══ STORED ROWS ══

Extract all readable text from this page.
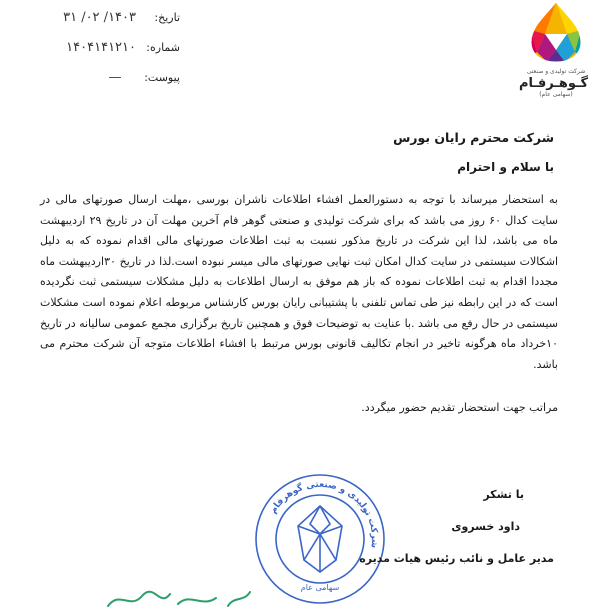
تاریخ:
۱۴۰۳/ ۰۲/ ۳۱
شماره:
۱۴۰۴۱۴۱۲۱۰
پیوست:
—	شرکت تولیدی و صنعتی
گـوهـرفـام
(سهامی عام)
شرکت محترم رایان بورس
با سلام و احترام
به استحضار میرساند با توجه به دستورالعمل افشاء اطلاعات ناشران بورسی ،مهلت ارسال صورتهای مالی در سایت کدال ۶۰ روز می باشد که برای شرکت تولیدی و صنعتی گوهر فام آخرین مهلت آن در تاریخ ۲۹ اردیبهشت ماه می باشد، لذا این شرکت در تاریخ مذکور نسبت به ثبت اطلاعات صورتهای مالی اقدام نموده که به دلیل اشکالات سیستمی در سایت کدال امکان ثبت نهایی صورتهای مالی میسر نبوده است.لذا در تاریخ ۳۰اردیبهشت ماه مجددا اقدام به ثبت اطلاعات نموده که باز هم موفق به ارسال اطلاعات به دلیل مشکلات سیستمی ثبت نگردیده است که در این رابطه نیز طی تماس تلفنی با پشتیبانی رایان بورس کارشناس مربوطه اعلام نموده است مشکلات سیستمی در حال رفع می باشد .با عنایت به توضیحات فوق و همچنین تاریخ برگزاری مجمع عمومی سالیانه در تاریخ ۱۰خرداد ماه هرگونه تاخیر در انجام تکالیف قانونی بورس مرتبط با افشاء اطلاعات متوجه آن شرکت محترم می باشد.
مراتب جهت استحضار تقدیم حضور میگردد.
شرکت تولیدی و صنعتی گوهرفام
سهامی عام
با تشکر
داود خسروی
مدیر عامل و نائب رئیس هیات مدیره
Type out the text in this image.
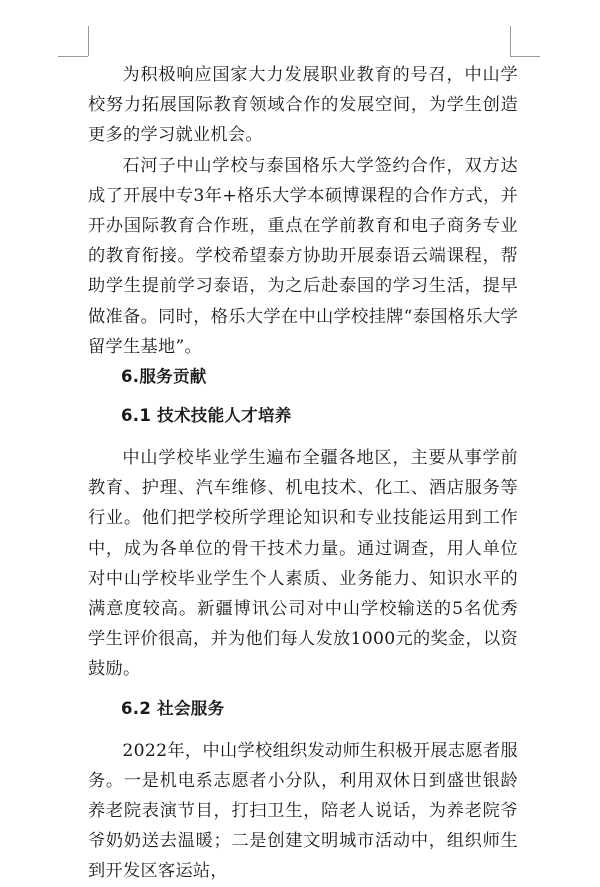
为积极响应国家大力发展职业教育的号召，中山学校努力拓展国际教育领域合作的发展空间，为学生创造更多的学习就业机会。

石河子中山学校与泰国格乐大学签约合作，双方达成了开展中专3年+格乐大学本硕博课程的合作方式，并开办国际教育合作班，重点在学前教育和电子商务专业的教育衔接。学校希望泰方协助开展泰语云端课程，帮助学生提前学习泰语，为之后赴泰国的学习生活，提早做准备。同时，格乐大学在中山学校挂牌“泰国格乐大学留学生基地”。

6.服务贡献

6.1 技术技能人才培养

中山学校毕业学生遍布全疆各地区，主要从事学前教育、护理、汽车维修、机电技术、化工、酒店服务等行业。他们把学校所学理论知识和专业技能运用到工作中，成为各单位的骨干技术力量。通过调查，用人单位对中山学校毕业学生个人素质、业务能力、知识水平的满意度较高。新疆博讯公司对中山学校输送的5名优秀学生评价很高，并为他们每人发放1000元的奖金，以资鼓励。

6.2 社会服务

2022年，中山学校组织发动师生积极开展志愿者服务。一是机电系志愿者小分队，利用双休日到盛世银龄养老院表演节目，打扫卫生，陪老人说话，为养老院爷爷奶奶送去温暖；二是创建文明城市活动中，组织师生到开发区客运站，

═══

**WHAT IS BEING ASKED**.
Reproduce the material above exactly, but only from the line with "Type out the text in this image." through its last line, leaving pictures out.

**COMPLETE ANSWER**.
Type out the text in this image.
为积极响应国家大力发展职业教育的号召，中山学校努力拓展国际教育领域合作的发展空间，为学生创造更多的学习就业机会。

石河子中山学校与泰国格乐大学签约合作，双方达成了开展中专3年+格乐大学本硕博课程的合作方式，并开办国际教育合作班，重点在学前教育和电子商务专业的教育衔接。学校希望泰方协助开展泰语云端课程，帮助学生提前学习泰语，为之后赴泰国的学习生活，提早做准备。同时，格乐大学在中山学校挂牌“泰国格乐大学留学生基地”。

6.服务贡献

6.1 技术技能人才培养

中山学校毕业学生遍布全疆各地区，主要从事学前教育、护理、汽车维修、机电技术、化工、酒店服务等行业。他们把学校所学理论知识和专业技能运用到工作中，成为各单位的骨干技术力量。通过调查，用人单位对中山学校毕业学生个人素质、业务能力、知识水平的满意度较高。新疆博讯公司对中山学校输送的5名优秀学生评价很高，并为他们每人发放1000元的奖金，以资鼓励。

6.2 社会服务

2022年，中山学校组织发动师生积极开展志愿者服务。一是机电系志愿者小分队，利用双休日到盛世银龄养老院表演节目，打扫卫生，陪老人说话，为养老院爷爷奶奶送去温暖；二是创建文明城市活动中，组织师生到开发区客运站，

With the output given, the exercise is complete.